Le gouvernement d'Abdelilah Benkirane est, semble-t-il, entré dans une phase de crise pour l'issue de laquelle toutes les options peuvent être envisagées, jusques-y compris le passage du PJD dans l'opposition.
Cette possibilité est apparue après les pressions qu'aurait subies le PJD et qui auraient atteint un seuil intolérable, et surtout après la mystérieuse sortie médiatique d'Abbas el Fassi, le secrétaire général de l'Istiqlal, qui a déclaré que ses concertations avec Benkirane ne sont pas terminées, et réaffirmé qu'il n'avait remis aucune liste de noms de cadres de son parti au chef du gouvernement, à l'inverse de ce que dit ce dernier qui assure que la liste définitive a été soumise au palais pour approbation.
Selon une source informée, Abbas el Fassi aurait reçu des "signaux" pour revenir sur ses engagements avec Benkirane, au moment où d'autres personnes affirment que les négociations des partis avec le chef du PJD sont "contrôlées", ou "télécommandées" par des gens extérieurs à la coalition de la majorité.
Par ailleurs, les directions des deux partis observent le mutisme le plus total au sujet des tractations menées autour de l'attribution du ministère de l'Equipement et des Transports, que le chef du gouvernement a retiré à l'Istiqlal, au profit du PJD.

-*-*-

Poursuivez l'article ci-dessus sur la crise du gouvernement Benkirane à partir de sa dernière phrase.

(Données de compréhension de documents)
-*-*-

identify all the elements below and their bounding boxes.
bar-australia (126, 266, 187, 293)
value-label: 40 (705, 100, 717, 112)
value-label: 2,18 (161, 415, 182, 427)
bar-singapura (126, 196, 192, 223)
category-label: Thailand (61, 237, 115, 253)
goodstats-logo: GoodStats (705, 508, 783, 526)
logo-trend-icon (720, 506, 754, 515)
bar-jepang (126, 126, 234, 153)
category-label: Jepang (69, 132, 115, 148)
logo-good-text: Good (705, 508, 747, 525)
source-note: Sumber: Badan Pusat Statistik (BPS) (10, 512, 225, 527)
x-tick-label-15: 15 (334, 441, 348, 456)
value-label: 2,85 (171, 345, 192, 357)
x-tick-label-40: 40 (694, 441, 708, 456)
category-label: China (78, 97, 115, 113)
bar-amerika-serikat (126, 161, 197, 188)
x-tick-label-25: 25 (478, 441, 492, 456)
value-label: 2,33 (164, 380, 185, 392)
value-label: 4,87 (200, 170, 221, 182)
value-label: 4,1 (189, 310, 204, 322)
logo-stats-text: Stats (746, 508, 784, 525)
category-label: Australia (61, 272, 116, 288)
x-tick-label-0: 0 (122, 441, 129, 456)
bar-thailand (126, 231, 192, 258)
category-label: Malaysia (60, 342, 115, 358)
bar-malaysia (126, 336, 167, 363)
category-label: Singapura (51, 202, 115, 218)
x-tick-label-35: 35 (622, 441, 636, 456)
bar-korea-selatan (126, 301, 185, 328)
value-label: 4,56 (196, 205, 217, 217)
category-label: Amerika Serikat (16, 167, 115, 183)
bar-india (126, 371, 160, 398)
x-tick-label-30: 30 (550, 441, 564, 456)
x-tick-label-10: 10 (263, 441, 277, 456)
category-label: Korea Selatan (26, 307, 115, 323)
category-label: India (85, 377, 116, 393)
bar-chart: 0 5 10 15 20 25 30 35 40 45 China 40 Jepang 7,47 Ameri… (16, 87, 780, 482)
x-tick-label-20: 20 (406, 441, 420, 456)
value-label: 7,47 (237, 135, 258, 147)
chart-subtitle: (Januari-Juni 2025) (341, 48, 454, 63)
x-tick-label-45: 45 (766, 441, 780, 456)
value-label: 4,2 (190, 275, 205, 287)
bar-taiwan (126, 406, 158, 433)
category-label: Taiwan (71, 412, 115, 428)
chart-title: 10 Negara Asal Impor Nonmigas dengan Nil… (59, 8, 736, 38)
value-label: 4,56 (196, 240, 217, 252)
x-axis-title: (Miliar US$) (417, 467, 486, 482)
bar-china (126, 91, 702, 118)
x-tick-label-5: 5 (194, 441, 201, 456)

-*-*-

### Réponse proposée
Au sein du parti d'el Fassi, des sources indiquent que le Secrétaire général a pris contact, voilà trois jours, avec plusieurs de ses cadres pour leur demander de lui adresser leur CV, en vue éventuellement de leur confier le ministère de l'Agriculture et de la Pêche, ce qui fait dire à plusieurs membres du Comité Exécutif de l'Istiqlal qu'Abbas el Fassi, en demandant leur CV à ces cadres, était informé de l'attribution de l'Agriculture et de la Pêche, et l'avait donc accepté. "Les pleurnicheries du Secrétaire général devant les membres du Comité Exécutif n'étaient donc que poudre aux yeux", d'où un grand ressentiment dans les rangs du parti nationaliste face à la manière avec laquelle a été gérée la négociation pour le gouvernement avec Benkirane.
Abbas el Fassi avait proposé pour le poste de ministre de l'Agriculture et de la Pêche les noms d'Adil Douiri, un nom relativement rejeté au parti de l'Istiqlal, et celui de Najib Mikou, le directeur général de l'Office de commercialisation et d'exportation.